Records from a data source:
=-=-=-=-=

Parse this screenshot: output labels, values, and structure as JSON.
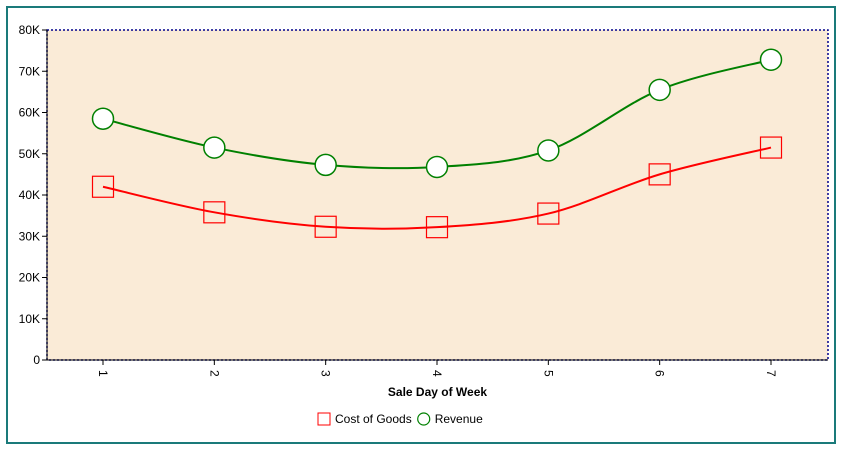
{
  "chart_data": {
    "type": "line",
    "title": "",
    "xlabel": "Sale Day of Week",
    "ylabel": "",
    "categories": [
      "1",
      "2",
      "3",
      "4",
      "5",
      "6",
      "7"
    ],
    "ylim": [
      0,
      80000
    ],
    "yticks": [
      0,
      10000,
      20000,
      30000,
      40000,
      50000,
      60000,
      70000,
      80000
    ],
    "ytick_labels": [
      "0",
      "10K",
      "20K",
      "30K",
      "40K",
      "50K",
      "60K",
      "70K",
      "80K"
    ],
    "grid": false,
    "legend_position": "bottom-center",
    "plot_background": "#FAEBD7",
    "plot_border_color": "#00008B",
    "series": [
      {
        "name": "Cost of Goods",
        "values": [
          42000,
          35800,
          32300,
          32200,
          35500,
          45000,
          51500
        ],
        "color": "#FF0000",
        "marker": "square"
      },
      {
        "name": "Revenue",
        "values": [
          58500,
          51500,
          47300,
          46800,
          50800,
          65500,
          72800
        ],
        "color": "#008000",
        "marker": "circle"
      }
    ]
  }
}
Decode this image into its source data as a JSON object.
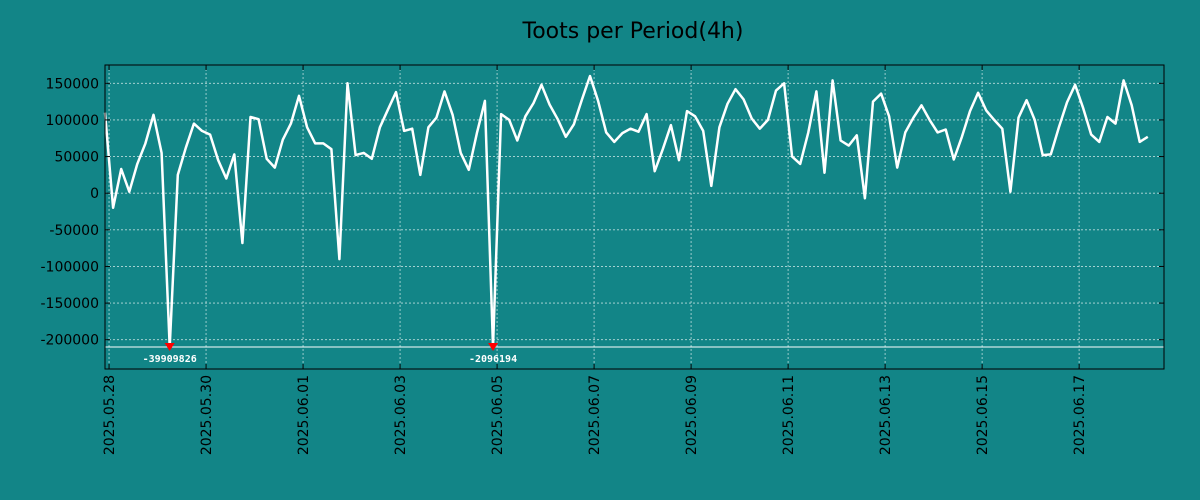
{
  "chart_data": {
    "type": "line",
    "title": "Toots per Period(4h)",
    "xlabel": "",
    "ylabel": "",
    "ylim": [
      -240000,
      175000
    ],
    "grid": true,
    "colors": {
      "background": "#128587",
      "line": "#ffffff",
      "marker": "#ff0000",
      "grid": "#b9dcdc",
      "floor": "#ffffff"
    },
    "y_ticks": [
      {
        "value": 150000,
        "label": "150000"
      },
      {
        "value": 100000,
        "label": "100000"
      },
      {
        "value": 50000,
        "label": "50000"
      },
      {
        "value": 0,
        "label": "0"
      },
      {
        "value": -50000,
        "label": "-50000"
      },
      {
        "value": -100000,
        "label": "-100000"
      },
      {
        "value": -150000,
        "label": "-150000"
      },
      {
        "value": -200000,
        "label": "-200000"
      }
    ],
    "x_range": [
      0,
      131
    ],
    "x_ticks": [
      {
        "value": 0.5,
        "label": "2025.05.28"
      },
      {
        "value": 12.5,
        "label": "2025.05.30"
      },
      {
        "value": 24.5,
        "label": "2025.06.01"
      },
      {
        "value": 36.5,
        "label": "2025.06.03"
      },
      {
        "value": 48.5,
        "label": "2025.06.05"
      },
      {
        "value": 60.5,
        "label": "2025.06.07"
      },
      {
        "value": 72.5,
        "label": "2025.06.09"
      },
      {
        "value": 84.5,
        "label": "2025.06.11"
      },
      {
        "value": 96.5,
        "label": "2025.06.13"
      },
      {
        "value": 108.5,
        "label": "2025.06.15"
      },
      {
        "value": 120.5,
        "label": "2025.06.17"
      }
    ],
    "floor_line": -210000,
    "series": [
      {
        "name": "Toots",
        "values": [
          110000,
          -20000,
          33000,
          2000,
          40000,
          68000,
          107000,
          55000,
          -210000,
          25000,
          62000,
          95000,
          85000,
          80000,
          45000,
          20000,
          53000,
          -68000,
          104000,
          101000,
          47000,
          35000,
          73000,
          95000,
          133000,
          90000,
          68000,
          68000,
          60000,
          -90000,
          150000,
          52000,
          55000,
          47000,
          90000,
          114000,
          138000,
          85000,
          88000,
          25000,
          90000,
          103000,
          139000,
          107000,
          55000,
          32000,
          82000,
          126000,
          -210000,
          108000,
          100000,
          72000,
          105000,
          123000,
          148000,
          121000,
          101000,
          77000,
          94000,
          128000,
          160000,
          126000,
          83000,
          70000,
          82000,
          88000,
          84000,
          108000,
          30000,
          60000,
          93000,
          45000,
          112000,
          105000,
          85000,
          10000,
          90000,
          122000,
          142000,
          128000,
          102000,
          88000,
          100000,
          140000,
          150000,
          50000,
          40000,
          83000,
          139000,
          28000,
          154000,
          72000,
          65000,
          79000,
          -7000,
          125000,
          136000,
          105000,
          35000,
          83000,
          103000,
          120000,
          100000,
          83000,
          87000,
          46000,
          77000,
          112000,
          137000,
          113000,
          100000,
          88000,
          2000,
          103000,
          127000,
          100000,
          52000,
          53000,
          90000,
          124000,
          148000,
          116000,
          80000,
          70000,
          104000,
          95000,
          154000,
          120000,
          70000,
          77000
        ]
      }
    ],
    "annotations": [
      {
        "x": 8,
        "y": -210000,
        "label": "-39909826"
      },
      {
        "x": 48,
        "y": -210000,
        "label": "-2096194"
      }
    ]
  }
}
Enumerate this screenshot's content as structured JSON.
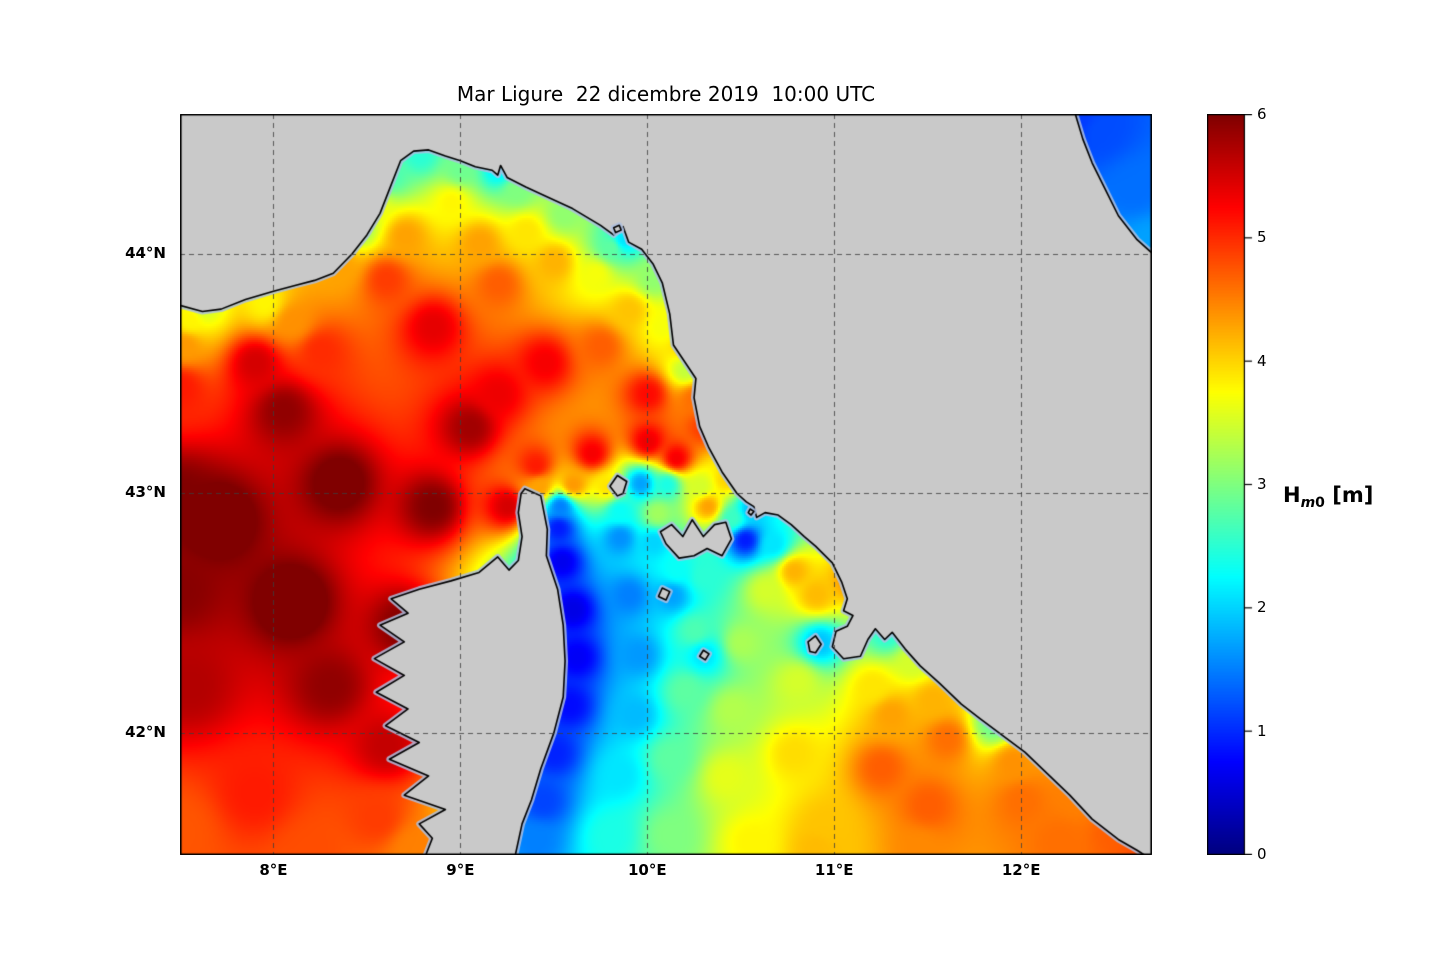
{
  "title": "Mar Ligure  22 dicembre 2019  10:00 UTC",
  "axes": {
    "lon_min": 7.5,
    "lon_max": 12.7,
    "lat_min": 41.49,
    "lat_max": 44.585,
    "x_ticks": [
      {
        "label": "8°E",
        "lon": 8
      },
      {
        "label": "9°E",
        "lon": 9
      },
      {
        "label": "10°E",
        "lon": 10
      },
      {
        "label": "11°E",
        "lon": 11
      },
      {
        "label": "12°E",
        "lon": 12
      }
    ],
    "y_ticks": [
      {
        "label": "44°N",
        "lat": 44
      },
      {
        "label": "43°N",
        "lat": 43
      },
      {
        "label": "42°N",
        "lat": 42
      }
    ]
  },
  "colorbar": {
    "min": 0,
    "max": 6,
    "ticks": [
      {
        "label": "6",
        "value": 6
      },
      {
        "label": "5",
        "value": 5
      },
      {
        "label": "4",
        "value": 4
      },
      {
        "label": "3",
        "value": 3
      },
      {
        "label": "2",
        "value": 2
      },
      {
        "label": "1",
        "value": 1
      },
      {
        "label": "0",
        "value": 0
      }
    ],
    "label_prefix": "H",
    "label_sub_italic": "m",
    "label_sub_normal": "0",
    "label_suffix": " [m]"
  },
  "colors": {
    "land": "#c9c9c9",
    "coast": "#000000",
    "nodata_halo": "#aebfe0",
    "grid": "#3c3c3c",
    "frame": "#000000",
    "background": "#ffffff"
  },
  "chart_data": {
    "type": "heatmap",
    "title": "Mar Ligure  22 dicembre 2019  10:00 UTC",
    "field": "significant wave height Hm0",
    "units": "m",
    "colormap": "jet",
    "value_range": [
      0,
      6
    ],
    "lon_range": [
      7.5,
      12.7
    ],
    "lat_range": [
      41.49,
      44.585
    ],
    "grid": "dashed",
    "points": [
      [
        7.7,
        42.9,
        6.3
      ],
      [
        8.1,
        42.55,
        6.3
      ],
      [
        8.35,
        43.05,
        6.15
      ],
      [
        8.7,
        42.45,
        6.0
      ],
      [
        8.85,
        42.95,
        6.0
      ],
      [
        8.05,
        43.35,
        5.9
      ],
      [
        9.05,
        43.28,
        5.8
      ],
      [
        7.55,
        42.2,
        5.7
      ],
      [
        8.6,
        41.95,
        5.6
      ],
      [
        9.25,
        42.95,
        5.5
      ],
      [
        9.2,
        43.42,
        5.35
      ],
      [
        7.5,
        43.0,
        6.0
      ],
      [
        8.3,
        42.2,
        5.9
      ],
      [
        9.0,
        42.2,
        5.3
      ],
      [
        7.9,
        41.75,
        5.1
      ],
      [
        8.55,
        41.65,
        4.9
      ],
      [
        7.5,
        41.6,
        4.75
      ],
      [
        8.2,
        41.5,
        4.8
      ],
      [
        8.75,
        41.52,
        4.5
      ],
      [
        7.5,
        42.6,
        5.95
      ],
      [
        7.5,
        43.45,
        5.1
      ],
      [
        7.52,
        43.62,
        4.35
      ],
      [
        7.55,
        43.73,
        3.8
      ],
      [
        7.62,
        43.78,
        3.5
      ],
      [
        7.9,
        43.55,
        5.5
      ],
      [
        7.95,
        43.8,
        3.8
      ],
      [
        8.1,
        43.72,
        4.4
      ],
      [
        8.25,
        43.6,
        5.0
      ],
      [
        8.45,
        44.12,
        3.1
      ],
      [
        8.62,
        44.33,
        2.7
      ],
      [
        8.78,
        44.42,
        2.5
      ],
      [
        9.0,
        44.36,
        2.9
      ],
      [
        9.2,
        44.355,
        2.2
      ],
      [
        9.3,
        44.27,
        3.0
      ],
      [
        9.55,
        44.17,
        3.1
      ],
      [
        9.8,
        44.03,
        2.8
      ],
      [
        9.87,
        44.065,
        2.1
      ],
      [
        10.03,
        43.9,
        3.1
      ],
      [
        10.2,
        43.52,
        3.4
      ],
      [
        8.52,
        44.2,
        3.7
      ],
      [
        8.95,
        44.22,
        3.8
      ],
      [
        9.35,
        44.1,
        3.9
      ],
      [
        9.72,
        43.92,
        3.7
      ],
      [
        10.08,
        43.7,
        3.7
      ],
      [
        8.35,
        43.95,
        4.3
      ],
      [
        8.7,
        44.08,
        4.3
      ],
      [
        9.1,
        44.05,
        4.3
      ],
      [
        9.5,
        43.97,
        4.2
      ],
      [
        9.9,
        43.77,
        4.1
      ],
      [
        10.2,
        43.62,
        4.0
      ],
      [
        8.6,
        43.9,
        4.9
      ],
      [
        9.2,
        43.88,
        4.7
      ],
      [
        9.75,
        43.62,
        4.7
      ],
      [
        10.25,
        43.4,
        4.6
      ],
      [
        8.85,
        43.7,
        5.4
      ],
      [
        9.45,
        43.55,
        5.3
      ],
      [
        10.0,
        43.42,
        5.2
      ],
      [
        10.3,
        43.28,
        4.9
      ],
      [
        10.15,
        43.15,
        5.3
      ],
      [
        9.4,
        43.12,
        5.1
      ],
      [
        9.7,
        43.17,
        5.3
      ],
      [
        10.0,
        43.22,
        5.35
      ],
      [
        9.42,
        43.03,
        4.3
      ],
      [
        9.6,
        43.04,
        4.35
      ],
      [
        9.78,
        43.03,
        3.9
      ],
      [
        9.96,
        43.045,
        1.7
      ],
      [
        10.1,
        43.04,
        2.4
      ],
      [
        10.28,
        43.03,
        3.5
      ],
      [
        10.42,
        43.06,
        4.0
      ],
      [
        9.85,
        42.93,
        2.3
      ],
      [
        10.05,
        42.92,
        3.2
      ],
      [
        10.32,
        42.95,
        4.3
      ],
      [
        10.55,
        42.94,
        1.9
      ],
      [
        10.45,
        42.9,
        2.6
      ],
      [
        9.53,
        42.95,
        1.5
      ],
      [
        9.52,
        42.86,
        0.9
      ],
      [
        9.54,
        42.72,
        0.65
      ],
      [
        9.6,
        42.52,
        0.6
      ],
      [
        9.62,
        42.32,
        0.7
      ],
      [
        9.58,
        42.12,
        0.8
      ],
      [
        9.5,
        41.92,
        0.95
      ],
      [
        9.44,
        41.72,
        1.15
      ],
      [
        9.4,
        41.55,
        1.5
      ],
      [
        9.85,
        42.82,
        1.6
      ],
      [
        9.9,
        42.58,
        1.5
      ],
      [
        9.95,
        42.33,
        1.65
      ],
      [
        9.93,
        42.08,
        1.85
      ],
      [
        9.85,
        41.83,
        2.1
      ],
      [
        9.8,
        41.58,
        2.4
      ],
      [
        10.15,
        42.68,
        2.3
      ],
      [
        10.25,
        42.43,
        2.7
      ],
      [
        10.2,
        42.18,
        2.8
      ],
      [
        10.12,
        41.9,
        2.8
      ],
      [
        10.12,
        41.58,
        3.0
      ],
      [
        10.5,
        42.38,
        3.25
      ],
      [
        10.45,
        42.1,
        3.3
      ],
      [
        10.42,
        41.82,
        3.6
      ],
      [
        10.55,
        41.55,
        3.8
      ],
      [
        10.8,
        42.22,
        3.5
      ],
      [
        10.78,
        41.92,
        3.95
      ],
      [
        10.95,
        41.62,
        4.1
      ],
      [
        10.03,
        42.8,
        2.0
      ],
      [
        10.52,
        42.81,
        0.9
      ],
      [
        10.67,
        42.79,
        2.1
      ],
      [
        10.3,
        42.66,
        2.5
      ],
      [
        10.13,
        42.58,
        1.7
      ],
      [
        10.3,
        42.33,
        2.1
      ],
      [
        10.63,
        42.6,
        3.5
      ],
      [
        10.78,
        42.68,
        4.2
      ],
      [
        10.9,
        42.58,
        4.15
      ],
      [
        11.08,
        42.64,
        4.35
      ],
      [
        10.92,
        42.38,
        1.9
      ],
      [
        11.28,
        42.42,
        2.5
      ],
      [
        11.42,
        42.3,
        3.5
      ],
      [
        11.2,
        42.2,
        3.9
      ],
      [
        11.3,
        42.08,
        4.3
      ],
      [
        11.25,
        41.86,
        4.7
      ],
      [
        11.6,
        41.98,
        4.6
      ],
      [
        11.52,
        42.14,
        4.2
      ],
      [
        11.85,
        42.04,
        2.9
      ],
      [
        11.95,
        41.88,
        4.4
      ],
      [
        12.0,
        41.72,
        4.6
      ],
      [
        12.3,
        41.73,
        4.5
      ],
      [
        12.5,
        41.6,
        4.7
      ],
      [
        12.65,
        41.52,
        4.8
      ],
      [
        11.45,
        41.52,
        4.45
      ],
      [
        10.9,
        41.52,
        4.15
      ],
      [
        12.2,
        41.55,
        4.6
      ],
      [
        11.5,
        41.7,
        4.7
      ],
      [
        12.42,
        44.52,
        1.2
      ],
      [
        12.6,
        44.28,
        1.4
      ],
      [
        12.69,
        44.04,
        1.7
      ],
      [
        12.3,
        44.57,
        1.1
      ]
    ],
    "land": {
      "mainland": [
        [
          7.48,
          43.79
        ],
        [
          7.62,
          43.76
        ],
        [
          7.72,
          43.77
        ],
        [
          7.85,
          43.81
        ],
        [
          8.0,
          43.845
        ],
        [
          8.12,
          43.87
        ],
        [
          8.22,
          43.89
        ],
        [
          8.32,
          43.92
        ],
        [
          8.42,
          44.0
        ],
        [
          8.5,
          44.08
        ],
        [
          8.57,
          44.17
        ],
        [
          8.63,
          44.29
        ],
        [
          8.68,
          44.39
        ],
        [
          8.75,
          44.43
        ],
        [
          8.83,
          44.435
        ],
        [
          8.92,
          44.41
        ],
        [
          9.0,
          44.39
        ],
        [
          9.08,
          44.365
        ],
        [
          9.17,
          44.35
        ],
        [
          9.2,
          44.33
        ],
        [
          9.215,
          44.37
        ],
        [
          9.25,
          44.32
        ],
        [
          9.35,
          44.28
        ],
        [
          9.46,
          44.24
        ],
        [
          9.6,
          44.19
        ],
        [
          9.75,
          44.12
        ],
        [
          9.82,
          44.08
        ],
        [
          9.87,
          44.115
        ],
        [
          9.9,
          44.05
        ],
        [
          9.97,
          44.02
        ],
        [
          10.03,
          43.96
        ],
        [
          10.08,
          43.88
        ],
        [
          10.12,
          43.75
        ],
        [
          10.14,
          43.62
        ],
        [
          10.2,
          43.55
        ],
        [
          10.26,
          43.48
        ],
        [
          10.25,
          43.4
        ],
        [
          10.28,
          43.28
        ],
        [
          10.33,
          43.19
        ],
        [
          10.4,
          43.09
        ],
        [
          10.48,
          43.0
        ],
        [
          10.53,
          42.965
        ],
        [
          10.57,
          42.945
        ],
        [
          10.585,
          42.9
        ],
        [
          10.63,
          42.92
        ],
        [
          10.7,
          42.91
        ],
        [
          10.77,
          42.87
        ],
        [
          10.84,
          42.82
        ],
        [
          10.9,
          42.78
        ],
        [
          10.99,
          42.71
        ],
        [
          11.04,
          42.63
        ],
        [
          11.07,
          42.56
        ],
        [
          11.05,
          42.51
        ],
        [
          11.1,
          42.49
        ],
        [
          11.07,
          42.445
        ],
        [
          11.01,
          42.425
        ],
        [
          10.99,
          42.36
        ],
        [
          11.05,
          42.31
        ],
        [
          11.14,
          42.32
        ],
        [
          11.18,
          42.39
        ],
        [
          11.22,
          42.435
        ],
        [
          11.27,
          42.39
        ],
        [
          11.31,
          42.42
        ],
        [
          11.38,
          42.35
        ],
        [
          11.46,
          42.28
        ],
        [
          11.56,
          42.21
        ],
        [
          11.68,
          42.12
        ],
        [
          11.78,
          42.06
        ],
        [
          11.9,
          41.99
        ],
        [
          12.02,
          41.92
        ],
        [
          12.14,
          41.83
        ],
        [
          12.26,
          41.74
        ],
        [
          12.38,
          41.64
        ],
        [
          12.52,
          41.555
        ],
        [
          12.62,
          41.51
        ],
        [
          12.72,
          41.46
        ],
        [
          12.72,
          43.99
        ],
        [
          12.62,
          44.06
        ],
        [
          12.52,
          44.16
        ],
        [
          12.45,
          44.27
        ],
        [
          12.38,
          44.38
        ],
        [
          12.33,
          44.48
        ],
        [
          12.28,
          44.61
        ],
        [
          7.48,
          44.61
        ]
      ],
      "corsica": [
        [
          9.345,
          43.02
        ],
        [
          9.43,
          42.99
        ],
        [
          9.465,
          42.85
        ],
        [
          9.46,
          42.74
        ],
        [
          9.52,
          42.6
        ],
        [
          9.55,
          42.45
        ],
        [
          9.56,
          42.3
        ],
        [
          9.55,
          42.15
        ],
        [
          9.5,
          42.0
        ],
        [
          9.43,
          41.85
        ],
        [
          9.38,
          41.72
        ],
        [
          9.33,
          41.62
        ],
        [
          9.28,
          41.44
        ],
        [
          8.79,
          41.44
        ],
        [
          8.85,
          41.56
        ],
        [
          8.78,
          41.62
        ],
        [
          8.92,
          41.68
        ],
        [
          8.7,
          41.74
        ],
        [
          8.83,
          41.82
        ],
        [
          8.62,
          41.89
        ],
        [
          8.78,
          41.96
        ],
        [
          8.6,
          42.03
        ],
        [
          8.72,
          42.1
        ],
        [
          8.55,
          42.17
        ],
        [
          8.7,
          42.24
        ],
        [
          8.54,
          42.31
        ],
        [
          8.7,
          42.38
        ],
        [
          8.57,
          42.45
        ],
        [
          8.72,
          42.5
        ],
        [
          8.63,
          42.56
        ],
        [
          8.78,
          42.6
        ],
        [
          8.95,
          42.635
        ],
        [
          9.1,
          42.67
        ],
        [
          9.2,
          42.735
        ],
        [
          9.26,
          42.68
        ],
        [
          9.31,
          42.72
        ],
        [
          9.33,
          42.82
        ],
        [
          9.31,
          42.92
        ],
        [
          9.325,
          43.0
        ]
      ],
      "islands": [
        [
          [
            10.1,
            42.79
          ],
          [
            10.07,
            42.84
          ],
          [
            10.13,
            42.87
          ],
          [
            10.19,
            42.82
          ],
          [
            10.24,
            42.89
          ],
          [
            10.3,
            42.82
          ],
          [
            10.36,
            42.87
          ],
          [
            10.42,
            42.88
          ],
          [
            10.45,
            42.81
          ],
          [
            10.4,
            42.74
          ],
          [
            10.32,
            42.77
          ],
          [
            10.25,
            42.74
          ],
          [
            10.17,
            42.73
          ]
        ],
        [
          [
            9.84,
            42.99
          ],
          [
            9.8,
            43.03
          ],
          [
            9.84,
            43.075
          ],
          [
            9.89,
            43.05
          ],
          [
            9.87,
            43.0
          ]
        ],
        [
          [
            10.06,
            42.57
          ],
          [
            10.08,
            42.605
          ],
          [
            10.12,
            42.59
          ],
          [
            10.1,
            42.555
          ]
        ],
        [
          [
            10.28,
            42.32
          ],
          [
            10.3,
            42.345
          ],
          [
            10.33,
            42.33
          ],
          [
            10.31,
            42.305
          ]
        ],
        [
          [
            10.87,
            42.34
          ],
          [
            10.86,
            42.38
          ],
          [
            10.9,
            42.405
          ],
          [
            10.93,
            42.37
          ],
          [
            10.9,
            42.335
          ]
        ],
        [
          [
            9.83,
            44.09
          ],
          [
            9.82,
            44.11
          ],
          [
            9.85,
            44.12
          ],
          [
            9.86,
            44.1
          ]
        ],
        [
          [
            10.54,
            42.92
          ],
          [
            10.55,
            42.935
          ],
          [
            10.57,
            42.925
          ],
          [
            10.555,
            42.91
          ]
        ]
      ]
    }
  }
}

=-=-=-=-=

*Goal*: Gather all the lines that include the word "this" and copy them out.

*Task output*:
Parse this screenshot: output labels, values, and structure as JSON.
Decode this image into its source data as a JSON object.
Enumerate this screenshot's content as structured JSON.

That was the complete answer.